• _Collection entries_:
## begin
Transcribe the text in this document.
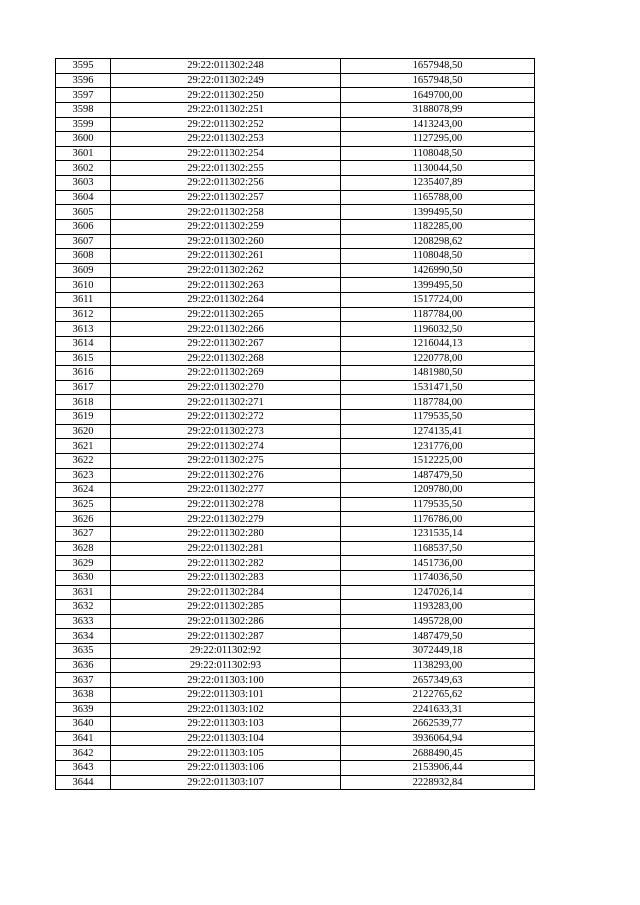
3595	29:22:011302:248	1657948,50
3596	29:22:011302:249	1657948,50
3597	29:22:011302:250	1649700,00
3598	29:22:011302:251	3188078,99
3599	29:22:011302:252	1413243,00
3600	29:22:011302:253	1127295,00
3601	29:22:011302:254	1108048,50
3602	29:22:011302:255	1130044,50
3603	29:22:011302:256	1235407,89
3604	29:22:011302:257	1165788,00
3605	29:22:011302:258	1399495,50
3606	29:22:011302:259	1182285,00
3607	29:22:011302:260	1208298,62
3608	29:22:011302:261	1108048,50
3609	29:22:011302:262	1426990,50
3610	29:22:011302:263	1399495,50
3611	29:22:011302:264	1517724,00
3612	29:22:011302:265	1187784,00
3613	29:22:011302:266	1196032,50
3614	29:22:011302:267	1216044,13
3615	29:22:011302:268	1220778,00
3616	29:22:011302:269	1481980,50
3617	29:22:011302:270	1531471,50
3618	29:22:011302:271	1187784,00
3619	29:22:011302:272	1179535,50
3620	29:22:011302:273	1274135,41
3621	29:22:011302:274	1231776,00
3622	29:22:011302:275	1512225,00
3623	29:22:011302:276	1487479,50
3624	29:22:011302:277	1209780,00
3625	29:22:011302:278	1179535,50
3626	29:22:011302:279	1176786,00
3627	29:22:011302:280	1231535,14
3628	29:22:011302:281	1168537,50
3629	29:22:011302:282	1451736,00
3630	29:22:011302:283	1174036,50
3631	29:22:011302:284	1247026,14
3632	29:22:011302:285	1193283,00
3633	29:22:011302:286	1495728,00
3634	29:22:011302:287	1487479,50
3635	29:22:011302:92	3072449,18
3636	29:22:011302:93	1138293,00
3637	29:22:011303:100	2657349,63
3638	29:22:011303:101	2122765,62
3639	29:22:011303:102	2241633,31
3640	29:22:011303:103	2662539,77
3641	29:22:011303:104	3936064,94
3642	29:22:011303:105	2688490,45
3643	29:22:011303:106	2153906,44
3644	29:22:011303:107	2228932,84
## end
• _Job_:
In your copy of the records, include no pictures; repeat everything else exactly.

• _Correct response_:
Transcribe the text in this document.
3595	29:22:011302:248	1657948,50
3596	29:22:011302:249	1657948,50
3597	29:22:011302:250	1649700,00
3598	29:22:011302:251	3188078,99
3599	29:22:011302:252	1413243,00
3600	29:22:011302:253	1127295,00
3601	29:22:011302:254	1108048,50
3602	29:22:011302:255	1130044,50
3603	29:22:011302:256	1235407,89
3604	29:22:011302:257	1165788,00
3605	29:22:011302:258	1399495,50
3606	29:22:011302:259	1182285,00
3607	29:22:011302:260	1208298,62
3608	29:22:011302:261	1108048,50
3609	29:22:011302:262	1426990,50
3610	29:22:011302:263	1399495,50
3611	29:22:011302:264	1517724,00
3612	29:22:011302:265	1187784,00
3613	29:22:011302:266	1196032,50
3614	29:22:011302:267	1216044,13
3615	29:22:011302:268	1220778,00
3616	29:22:011302:269	1481980,50
3617	29:22:011302:270	1531471,50
3618	29:22:011302:271	1187784,00
3619	29:22:011302:272	1179535,50
3620	29:22:011302:273	1274135,41
3621	29:22:011302:274	1231776,00
3622	29:22:011302:275	1512225,00
3623	29:22:011302:276	1487479,50
3624	29:22:011302:277	1209780,00
3625	29:22:011302:278	1179535,50
3626	29:22:011302:279	1176786,00
3627	29:22:011302:280	1231535,14
3628	29:22:011302:281	1168537,50
3629	29:22:011302:282	1451736,00
3630	29:22:011302:283	1174036,50
3631	29:22:011302:284	1247026,14
3632	29:22:011302:285	1193283,00
3633	29:22:011302:286	1495728,00
3634	29:22:011302:287	1487479,50
3635	29:22:011302:92	3072449,18
3636	29:22:011302:93	1138293,00
3637	29:22:011303:100	2657349,63
3638	29:22:011303:101	2122765,62
3639	29:22:011303:102	2241633,31
3640	29:22:011303:103	2662539,77
3641	29:22:011303:104	3936064,94
3642	29:22:011303:105	2688490,45
3643	29:22:011303:106	2153906,44
3644	29:22:011303:107	2228932,84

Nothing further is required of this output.